Set task: Repeat the material exactly, every line of it.

Records:
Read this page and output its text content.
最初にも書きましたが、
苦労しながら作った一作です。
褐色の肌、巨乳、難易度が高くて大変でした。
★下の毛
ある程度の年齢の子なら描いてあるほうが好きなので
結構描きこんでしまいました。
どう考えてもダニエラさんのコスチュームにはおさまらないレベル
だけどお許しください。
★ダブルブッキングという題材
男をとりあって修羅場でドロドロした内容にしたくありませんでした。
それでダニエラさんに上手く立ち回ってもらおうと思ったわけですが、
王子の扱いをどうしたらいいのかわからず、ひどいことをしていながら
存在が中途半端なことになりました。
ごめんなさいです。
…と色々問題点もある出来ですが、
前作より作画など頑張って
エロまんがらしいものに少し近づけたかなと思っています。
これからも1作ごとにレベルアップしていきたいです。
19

Answer to this problem:
Read this page and output its text content.
最初にも書きましたが、
苦労しながら作った一作です。
褐色の肌、巨乳、難易度が高くて大変でした。
★下の毛
ある程度の年齢の子なら描いてあるほうが好きなので
結構描きこんでしまいました。
どう考えてもダニエラさんのコスチュームにはおさまらないレベル
だけどお許しください。
★ダブルブッキングという題材
男をとりあって修羅場でドロドロした内容にしたくありませんでした。
それでダニエラさんに上手く立ち回ってもらおうと思ったわけですが、
王子の扱いをどうしたらいいのかわからず、ひどいことをしていながら
存在が中途半端なことになりました。
ごめんなさいです。
…と色々問題点もある出来ですが、
前作より作画など頑張って
エロまんがらしいものに少し近づけたかなと思っています。
これからも1作ごとにレベルアップしていきたいです。
19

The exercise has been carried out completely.